• [GIVEN INSTRUCTION]:
Here are some records. Copy each one exactly.

• [INPUT FOR THIS TASK]:
## Begin

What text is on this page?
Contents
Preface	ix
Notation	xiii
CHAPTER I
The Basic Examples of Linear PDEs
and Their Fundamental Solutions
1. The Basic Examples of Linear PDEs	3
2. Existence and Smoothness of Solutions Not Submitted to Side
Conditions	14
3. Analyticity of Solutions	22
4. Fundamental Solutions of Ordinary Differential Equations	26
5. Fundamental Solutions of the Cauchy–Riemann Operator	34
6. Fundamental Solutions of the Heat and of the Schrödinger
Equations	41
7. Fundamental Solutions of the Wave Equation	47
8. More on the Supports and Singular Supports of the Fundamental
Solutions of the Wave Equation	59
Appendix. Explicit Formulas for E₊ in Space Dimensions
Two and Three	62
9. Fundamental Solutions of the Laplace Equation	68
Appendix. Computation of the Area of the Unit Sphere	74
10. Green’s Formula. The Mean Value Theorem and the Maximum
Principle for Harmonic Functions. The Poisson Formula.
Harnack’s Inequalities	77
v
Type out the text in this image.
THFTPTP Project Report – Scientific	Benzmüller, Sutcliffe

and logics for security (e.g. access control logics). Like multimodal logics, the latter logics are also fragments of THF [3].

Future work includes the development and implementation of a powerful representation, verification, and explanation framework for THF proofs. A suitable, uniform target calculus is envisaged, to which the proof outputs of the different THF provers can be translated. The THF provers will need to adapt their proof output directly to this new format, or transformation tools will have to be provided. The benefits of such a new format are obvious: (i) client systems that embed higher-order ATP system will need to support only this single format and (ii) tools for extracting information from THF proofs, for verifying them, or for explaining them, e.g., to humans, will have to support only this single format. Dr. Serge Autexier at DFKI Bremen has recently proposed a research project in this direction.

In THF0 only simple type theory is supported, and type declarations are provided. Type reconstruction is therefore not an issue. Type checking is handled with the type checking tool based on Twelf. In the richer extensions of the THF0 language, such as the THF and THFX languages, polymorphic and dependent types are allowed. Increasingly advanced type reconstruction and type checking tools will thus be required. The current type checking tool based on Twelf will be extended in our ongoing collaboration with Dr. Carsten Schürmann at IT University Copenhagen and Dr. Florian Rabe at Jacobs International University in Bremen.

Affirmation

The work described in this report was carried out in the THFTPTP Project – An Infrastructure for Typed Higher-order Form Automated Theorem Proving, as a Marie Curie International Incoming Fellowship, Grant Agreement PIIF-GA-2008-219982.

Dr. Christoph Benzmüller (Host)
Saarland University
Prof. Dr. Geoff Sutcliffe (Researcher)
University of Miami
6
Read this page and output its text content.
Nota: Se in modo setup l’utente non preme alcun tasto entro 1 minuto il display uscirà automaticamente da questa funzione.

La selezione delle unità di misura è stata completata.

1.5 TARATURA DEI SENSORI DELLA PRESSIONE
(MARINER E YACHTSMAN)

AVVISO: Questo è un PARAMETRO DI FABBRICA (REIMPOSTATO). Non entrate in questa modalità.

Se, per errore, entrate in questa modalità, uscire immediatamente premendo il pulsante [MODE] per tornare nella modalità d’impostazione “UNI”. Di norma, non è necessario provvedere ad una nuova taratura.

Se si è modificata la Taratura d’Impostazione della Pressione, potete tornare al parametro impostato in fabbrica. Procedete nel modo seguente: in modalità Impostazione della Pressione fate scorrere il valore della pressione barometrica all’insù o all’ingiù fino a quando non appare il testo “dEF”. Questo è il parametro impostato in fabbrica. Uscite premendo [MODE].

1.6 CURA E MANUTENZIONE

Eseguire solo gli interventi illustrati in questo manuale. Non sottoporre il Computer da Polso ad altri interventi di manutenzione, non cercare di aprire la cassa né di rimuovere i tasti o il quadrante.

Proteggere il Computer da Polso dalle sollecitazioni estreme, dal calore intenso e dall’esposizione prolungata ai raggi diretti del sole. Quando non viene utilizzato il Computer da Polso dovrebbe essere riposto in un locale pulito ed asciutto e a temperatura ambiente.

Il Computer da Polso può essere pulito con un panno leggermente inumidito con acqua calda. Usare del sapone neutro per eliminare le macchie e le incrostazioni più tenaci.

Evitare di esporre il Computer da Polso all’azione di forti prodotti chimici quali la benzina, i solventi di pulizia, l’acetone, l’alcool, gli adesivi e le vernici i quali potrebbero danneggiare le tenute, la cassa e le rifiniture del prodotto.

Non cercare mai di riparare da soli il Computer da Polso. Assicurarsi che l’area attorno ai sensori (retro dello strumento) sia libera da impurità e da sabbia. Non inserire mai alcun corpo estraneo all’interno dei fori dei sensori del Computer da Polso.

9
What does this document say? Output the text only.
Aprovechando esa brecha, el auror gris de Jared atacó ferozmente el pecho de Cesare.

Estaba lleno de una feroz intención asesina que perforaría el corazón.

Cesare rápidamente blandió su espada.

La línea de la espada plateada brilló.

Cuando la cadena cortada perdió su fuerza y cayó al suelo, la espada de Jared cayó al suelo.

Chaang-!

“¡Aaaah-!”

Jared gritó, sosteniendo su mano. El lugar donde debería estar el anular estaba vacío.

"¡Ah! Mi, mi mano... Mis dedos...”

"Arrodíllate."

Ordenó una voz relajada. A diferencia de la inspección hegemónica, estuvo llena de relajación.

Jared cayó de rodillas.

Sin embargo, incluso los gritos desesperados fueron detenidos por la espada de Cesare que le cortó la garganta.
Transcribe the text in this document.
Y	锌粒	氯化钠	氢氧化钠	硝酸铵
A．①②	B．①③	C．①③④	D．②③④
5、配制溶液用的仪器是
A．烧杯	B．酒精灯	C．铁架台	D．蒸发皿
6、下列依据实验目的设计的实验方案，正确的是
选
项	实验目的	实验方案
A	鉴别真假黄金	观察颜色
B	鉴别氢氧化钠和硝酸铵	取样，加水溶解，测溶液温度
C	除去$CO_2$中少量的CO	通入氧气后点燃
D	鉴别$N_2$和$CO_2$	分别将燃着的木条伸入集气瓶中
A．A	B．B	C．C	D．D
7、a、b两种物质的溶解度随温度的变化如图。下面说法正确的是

## End

• [PROBLEM SOLUTION]:
What text is on this page?
Contents
Preface	ix
Notation	xiii
CHAPTER I
The Basic Examples of Linear PDEs
and Their Fundamental Solutions
1. The Basic Examples of Linear PDEs	3
2. Existence and Smoothness of Solutions Not Submitted to Side
Conditions	14
3. Analyticity of Solutions	22
4. Fundamental Solutions of Ordinary Differential Equations	26
5. Fundamental Solutions of the Cauchy–Riemann Operator	34
6. Fundamental Solutions of the Heat and of the Schrödinger
Equations	41
7. Fundamental Solutions of the Wave Equation	47
8. More on the Supports and Singular Supports of the Fundamental
Solutions of the Wave Equation	59
Appendix. Explicit Formulas for E₊ in Space Dimensions
Two and Three	62
9. Fundamental Solutions of the Laplace Equation	68
Appendix. Computation of the Area of the Unit Sphere	74
10. Green’s Formula. The Mean Value Theorem and the Maximum
Principle for Harmonic Functions. The Poisson Formula.
Harnack’s Inequalities	77
v
Type out the text in this image.
THFTPTP Project Report – Scientific	Benzmüller, Sutcliffe

and logics for security (e.g. access control logics). Like multimodal logics, the latter logics are also fragments of THF [3].

Future work includes the development and implementation of a powerful representation, verification, and explanation framework for THF proofs. A suitable, uniform target calculus is envisaged, to which the proof outputs of the different THF provers can be translated. The THF provers will need to adapt their proof output directly to this new format, or transformation tools will have to be provided. The benefits of such a new format are obvious: (i) client systems that embed higher-order ATP system will need to support only this single format and (ii) tools for extracting information from THF proofs, for verifying them, or for explaining them, e.g., to humans, will have to support only this single format. Dr. Serge Autexier at DFKI Bremen has recently proposed a research project in this direction.

In THF0 only simple type theory is supported, and type declarations are provided. Type reconstruction is therefore not an issue. Type checking is handled with the type checking tool based on Twelf. In the richer extensions of the THF0 language, such as the THF and THFX languages, polymorphic and dependent types are allowed. Increasingly advanced type reconstruction and type checking tools will thus be required. The current type checking tool based on Twelf will be extended in our ongoing collaboration with Dr. Carsten Schürmann at IT University Copenhagen and Dr. Florian Rabe at Jacobs International University in Bremen.

Affirmation

The work described in this report was carried out in the THFTPTP Project – An Infrastructure for Typed Higher-order Form Automated Theorem Proving, as a Marie Curie International Incoming Fellowship, Grant Agreement PIIF-GA-2008-219982.

Dr. Christoph Benzmüller (Host)
Saarland University
Prof. Dr. Geoff Sutcliffe (Researcher)
University of Miami
6
Read this page and output its text content.
Nota: Se in modo setup l’utente non preme alcun tasto entro 1 minuto il display uscirà automaticamente da questa funzione.

La selezione delle unità di misura è stata completata.

1.5 TARATURA DEI SENSORI DELLA PRESSIONE
(MARINER E YACHTSMAN)

AVVISO: Questo è un PARAMETRO DI FABBRICA (REIMPOSTATO). Non entrate in questa modalità.

Se, per errore, entrate in questa modalità, uscire immediatamente premendo il pulsante [MODE] per tornare nella modalità d’impostazione “UNI”. Di norma, non è necessario provvedere ad una nuova taratura.

Se si è modificata la Taratura d’Impostazione della Pressione, potete tornare al parametro impostato in fabbrica. Procedete nel modo seguente: in modalità Impostazione della Pressione fate scorrere il valore della pressione barometrica all’insù o all’ingiù fino a quando non appare il testo “dEF”. Questo è il parametro impostato in fabbrica. Uscite premendo [MODE].

1.6 CURA E MANUTENZIONE

Eseguire solo gli interventi illustrati in questo manuale. Non sottoporre il Computer da Polso ad altri interventi di manutenzione, non cercare di aprire la cassa né di rimuovere i tasti o il quadrante.

Proteggere il Computer da Polso dalle sollecitazioni estreme, dal calore intenso e dall’esposizione prolungata ai raggi diretti del sole. Quando non viene utilizzato il Computer da Polso dovrebbe essere riposto in un locale pulito ed asciutto e a temperatura ambiente.

Il Computer da Polso può essere pulito con un panno leggermente inumidito con acqua calda. Usare del sapone neutro per eliminare le macchie e le incrostazioni più tenaci.

Evitare di esporre il Computer da Polso all’azione di forti prodotti chimici quali la benzina, i solventi di pulizia, l’acetone, l’alcool, gli adesivi e le vernici i quali potrebbero danneggiare le tenute, la cassa e le rifiniture del prodotto.

Non cercare mai di riparare da soli il Computer da Polso. Assicurarsi che l’area attorno ai sensori (retro dello strumento) sia libera da impurità e da sabbia. Non inserire mai alcun corpo estraneo all’interno dei fori dei sensori del Computer da Polso.

9
What does this document say? Output the text only.
Aprovechando esa brecha, el auror gris de Jared atacó ferozmente el pecho de Cesare.

Estaba lleno de una feroz intención asesina que perforaría el corazón.

Cesare rápidamente blandió su espada.

La línea de la espada plateada brilló.

Cuando la cadena cortada perdió su fuerza y cayó al suelo, la espada de Jared cayó al suelo.

Chaang-!

“¡Aaaah-!”

Jared gritó, sosteniendo su mano. El lugar donde debería estar el anular estaba vacío.

"¡Ah! Mi, mi mano... Mis dedos...”

"Arrodíllate."

Ordenó una voz relajada. A diferencia de la inspección hegemónica, estuvo llena de relajación.

Jared cayó de rodillas.

Sin embargo, incluso los gritos desesperados fueron detenidos por la espada de Cesare que le cortó la garganta.
Transcribe the text in this document.
Y	锌粒	氯化钠	氢氧化钠	硝酸铵
A．①②	B．①③	C．①③④	D．②③④
5、配制溶液用的仪器是
A．烧杯	B．酒精灯	C．铁架台	D．蒸发皿
6、下列依据实验目的设计的实验方案，正确的是
选
项	实验目的	实验方案
A	鉴别真假黄金	观察颜色
B	鉴别氢氧化钠和硝酸铵	取样，加水溶解，测溶液温度
C	除去$CO_2$中少量的CO	通入氧气后点燃
D	鉴别$N_2$和$CO_2$	分别将燃着的木条伸入集气瓶中
A．A	B．B	C．C	D．D
7、a、b两种物质的溶解度随温度的变化如图。下面说法正确的是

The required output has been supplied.